▸ WHAT THE TASK ASKS
Gather all lines from the material that contain the word "button".

Data listing:

[BEGIN]

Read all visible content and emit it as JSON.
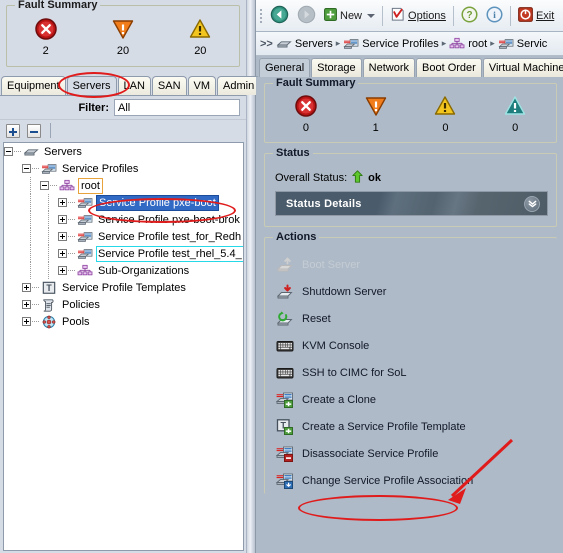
{
  "left": {
    "fault_summary": {
      "title": "Fault Summary",
      "items": [
        {
          "icon": "critical-fault-icon",
          "count": "2"
        },
        {
          "icon": "major-fault-icon",
          "count": "20"
        },
        {
          "icon": "minor-fault-icon",
          "count": "20"
        }
      ]
    },
    "tabs": [
      {
        "label": "Equipment",
        "active": false
      },
      {
        "label": "Servers",
        "active": true
      },
      {
        "label": "LAN",
        "active": false
      },
      {
        "label": "SAN",
        "active": false
      },
      {
        "label": "VM",
        "active": false
      },
      {
        "label": "Admin",
        "active": false
      }
    ],
    "filter": {
      "label": "Filter:",
      "value": "All"
    },
    "toolbar": {
      "expand_all": "expand-all-button",
      "collapse_all": "collapse-all-button"
    },
    "tree": [
      {
        "label": "Servers",
        "depth": 0,
        "expander": "minus",
        "icon": "server-icon",
        "state": "normal"
      },
      {
        "label": "Service Profiles",
        "depth": 1,
        "expander": "minus",
        "icon": "service-profile-icon",
        "state": "normal"
      },
      {
        "label": "root",
        "depth": 2,
        "expander": "minus",
        "icon": "org-icon",
        "state": "orangebox"
      },
      {
        "label": "Service Profile pxe-boot",
        "depth": 3,
        "expander": "plus",
        "icon": "service-profile-icon",
        "state": "selected"
      },
      {
        "label": "Service Profile pxe-boot-brok",
        "depth": 3,
        "expander": "plus",
        "icon": "service-profile-icon",
        "state": "normal"
      },
      {
        "label": "Service Profile test_for_Redh",
        "depth": 3,
        "expander": "plus",
        "icon": "service-profile-icon",
        "state": "normal"
      },
      {
        "label": "Service Profile test_rhel_5.4_",
        "depth": 3,
        "expander": "plus",
        "icon": "service-profile-icon",
        "state": "focusring"
      },
      {
        "label": "Sub-Organizations",
        "depth": 3,
        "expander": "plus",
        "icon": "org-icon",
        "state": "normal"
      },
      {
        "label": "Service Profile Templates",
        "depth": 1,
        "expander": "plus",
        "icon": "template-icon",
        "state": "normal"
      },
      {
        "label": "Policies",
        "depth": 1,
        "expander": "plus",
        "icon": "policies-icon",
        "state": "normal"
      },
      {
        "label": "Pools",
        "depth": 1,
        "expander": "plus",
        "icon": "pools-icon",
        "state": "normal"
      }
    ]
  },
  "right": {
    "toolbar": {
      "back": "back-arrow-icon",
      "forward": "forward-arrow-icon",
      "new_label": "New",
      "options_label": "Options",
      "help": "help-icon",
      "info": "info-icon",
      "exit_label": "Exit"
    },
    "breadcrumb": {
      "prefix": ">>",
      "segments": [
        {
          "label": "Servers",
          "icon": "server-icon"
        },
        {
          "label": "Service Profiles",
          "icon": "service-profile-icon"
        },
        {
          "label": "root",
          "icon": "org-icon"
        },
        {
          "label": "Servic",
          "icon": "service-profile-icon"
        }
      ]
    },
    "tabs": [
      {
        "label": "General",
        "active": true
      },
      {
        "label": "Storage",
        "active": false
      },
      {
        "label": "Network",
        "active": false
      },
      {
        "label": "Boot Order",
        "active": false
      },
      {
        "label": "Virtual Machines",
        "active": false
      }
    ],
    "fault_summary": {
      "title": "Fault Summary",
      "items": [
        {
          "icon": "critical-fault-icon",
          "count": "0"
        },
        {
          "icon": "major-fault-icon",
          "count": "1"
        },
        {
          "icon": "minor-fault-icon",
          "count": "0"
        },
        {
          "icon": "warning-fault-icon",
          "count": "0"
        }
      ]
    },
    "status": {
      "title": "Status",
      "overall_label": "Overall Status:",
      "overall_value": "ok",
      "details_label": "Status Details"
    },
    "actions": {
      "title": "Actions",
      "items": [
        {
          "label": "Boot Server",
          "icon": "boot-server-icon",
          "disabled": true
        },
        {
          "label": "Shutdown Server",
          "icon": "shutdown-server-icon",
          "disabled": false
        },
        {
          "label": "Reset",
          "icon": "reset-icon",
          "disabled": false
        },
        {
          "label": "KVM Console",
          "icon": "kvm-console-icon",
          "disabled": false
        },
        {
          "label": "SSH to CIMC for SoL",
          "icon": "ssh-cimc-icon",
          "disabled": false
        },
        {
          "label": "Create a Clone",
          "icon": "create-clone-icon",
          "disabled": false
        },
        {
          "label": "Create a Service Profile Template",
          "icon": "create-template-icon",
          "disabled": false
        },
        {
          "label": "Disassociate Service Profile",
          "icon": "disassociate-icon",
          "disabled": false
        },
        {
          "label": "Change Service Profile Association",
          "icon": "change-association-icon",
          "disabled": false
        }
      ]
    }
  },
  "annotations": {
    "color": "#e01b1b",
    "marks": [
      {
        "name": "servers-tab-ellipse",
        "shape": "ellipse"
      },
      {
        "name": "selected-profile-ellipse",
        "shape": "ellipse"
      },
      {
        "name": "disassociate-action-ellipse",
        "shape": "ellipse"
      },
      {
        "name": "disassociate-arrow",
        "shape": "arrow"
      }
    ]
  }
}
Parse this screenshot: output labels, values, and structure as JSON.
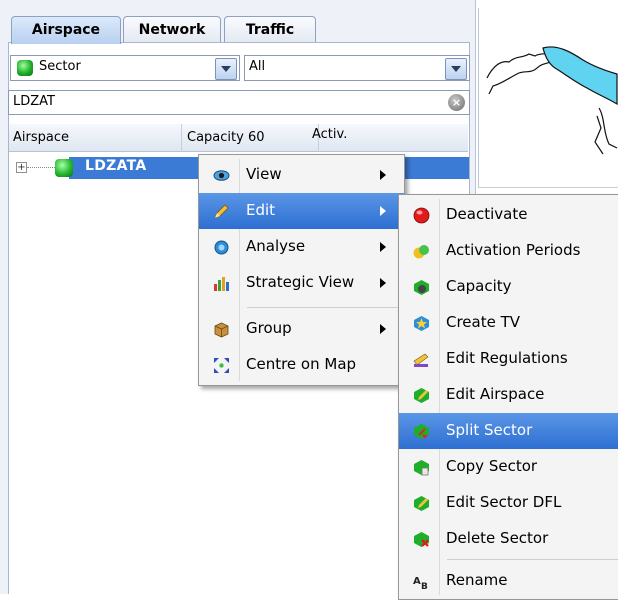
{
  "tabs": [
    {
      "label": "Airspace",
      "active": true
    },
    {
      "label": "Network",
      "active": false
    },
    {
      "label": "Traffic",
      "active": false
    }
  ],
  "filter": {
    "type_value": "Sector",
    "scope_value": "All"
  },
  "search": {
    "value": "LDZAT",
    "clear_icon": "clear-icon"
  },
  "columns": [
    "Airspace",
    "Capacity 60",
    "Activ."
  ],
  "tree": {
    "row_label": "LDZATA",
    "expander": "+"
  },
  "context_menu": {
    "items": [
      {
        "label": "View",
        "icon": "eye-icon",
        "submenu": true
      },
      {
        "label": "Edit",
        "icon": "pencil-icon",
        "submenu": true,
        "highlighted": true
      },
      {
        "label": "Analyse",
        "icon": "analyse-icon",
        "submenu": true
      },
      {
        "label": "Strategic View",
        "icon": "bar-chart-icon",
        "submenu": true
      },
      {
        "label": "Group",
        "icon": "package-icon",
        "submenu": true
      },
      {
        "label": "Centre on Map",
        "icon": "centre-arrows-icon",
        "submenu": false
      }
    ]
  },
  "edit_submenu": {
    "items": [
      {
        "label": "Deactivate",
        "icon": "red-dot-icon"
      },
      {
        "label": "Activation Periods",
        "icon": "activation-periods-icon"
      },
      {
        "label": "Capacity",
        "icon": "capacity-icon"
      },
      {
        "label": "Create TV",
        "icon": "create-tv-icon"
      },
      {
        "label": "Edit Regulations",
        "icon": "edit-regulations-icon"
      },
      {
        "label": "Edit Airspace",
        "icon": "edit-airspace-icon"
      },
      {
        "label": "Split Sector",
        "icon": "split-sector-icon",
        "highlighted": true
      },
      {
        "label": "Copy Sector",
        "icon": "copy-sector-icon"
      },
      {
        "label": "Edit Sector DFL",
        "icon": "edit-sector-dfl-icon"
      },
      {
        "label": "Delete Sector",
        "icon": "delete-sector-icon"
      },
      {
        "label": "Rename",
        "icon": "rename-icon"
      }
    ]
  },
  "colors": {
    "selection": "#3b7bd6",
    "menu_highlight": "#2d6fd2",
    "sector_green": "#1fae2a",
    "map_water": "#5fd3f0"
  }
}
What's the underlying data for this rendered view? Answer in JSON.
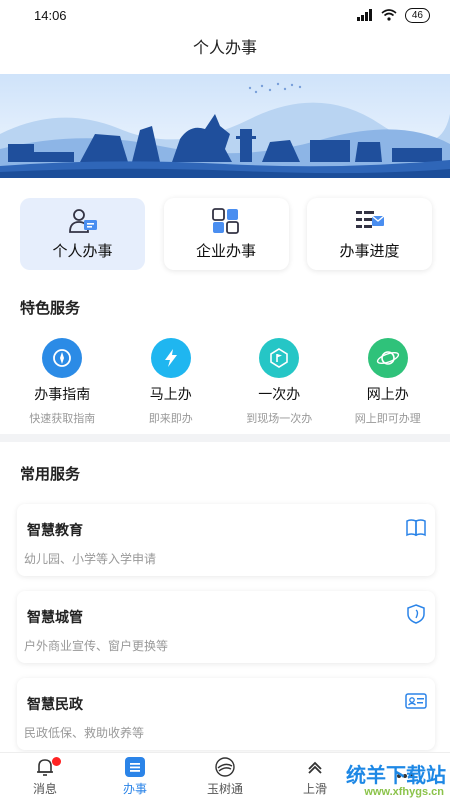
{
  "status": {
    "time": "14:06",
    "battery": "46"
  },
  "nav": {
    "title": "个人办事"
  },
  "quick_tabs": [
    {
      "label": "个人办事",
      "icon": "person-card-icon",
      "active": true
    },
    {
      "label": "企业办事",
      "icon": "grid-apps-icon",
      "active": false
    },
    {
      "label": "办事进度",
      "icon": "progress-mail-icon",
      "active": false
    }
  ],
  "featured": {
    "title": "特色服务",
    "items": [
      {
        "title": "办事指南",
        "subtitle": "快速获取指南",
        "icon": "compass-icon",
        "color": "#2b8be6"
      },
      {
        "title": "马上办",
        "subtitle": "即来即办",
        "icon": "lightning-icon",
        "color": "#1fb6f0"
      },
      {
        "title": "一次办",
        "subtitle": "到现场一次办",
        "icon": "flag-icon",
        "color": "#25c6c6"
      },
      {
        "title": "网上办",
        "subtitle": "网上即可办理",
        "icon": "planet-icon",
        "color": "#2fc27a"
      }
    ]
  },
  "common": {
    "title": "常用服务",
    "items": [
      {
        "title": "智慧教育",
        "subtitle": "幼儿园、小学等入学申请",
        "icon": "book-icon"
      },
      {
        "title": "智慧城管",
        "subtitle": "户外商业宣传、窗户更换等",
        "icon": "shield-icon"
      },
      {
        "title": "智慧民政",
        "subtitle": "民政低保、救助收养等",
        "icon": "id-card-icon"
      }
    ]
  },
  "tabbar": [
    {
      "label": "消息",
      "icon": "bell-icon",
      "active": false,
      "badge": true
    },
    {
      "label": "办事",
      "icon": "menu-icon",
      "active": true
    },
    {
      "label": "玉树通",
      "icon": "emblem-icon",
      "active": false
    },
    {
      "label": "上滑",
      "icon": "chevron-up-icon",
      "active": false
    },
    {
      "label": "",
      "icon": "more-icon",
      "active": false
    }
  ],
  "colors": {
    "accent": "#2b84e8",
    "banner_sky": "#dfeefc",
    "badge": "#ff2222"
  },
  "watermark": {
    "text": "统羊下载站",
    "url": "www.xfhygs.cn"
  }
}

[END]

▸ RIGHT ANSWER
      "expand_all": "expand-all-button",
      "collapse_all": "collapse-all-button"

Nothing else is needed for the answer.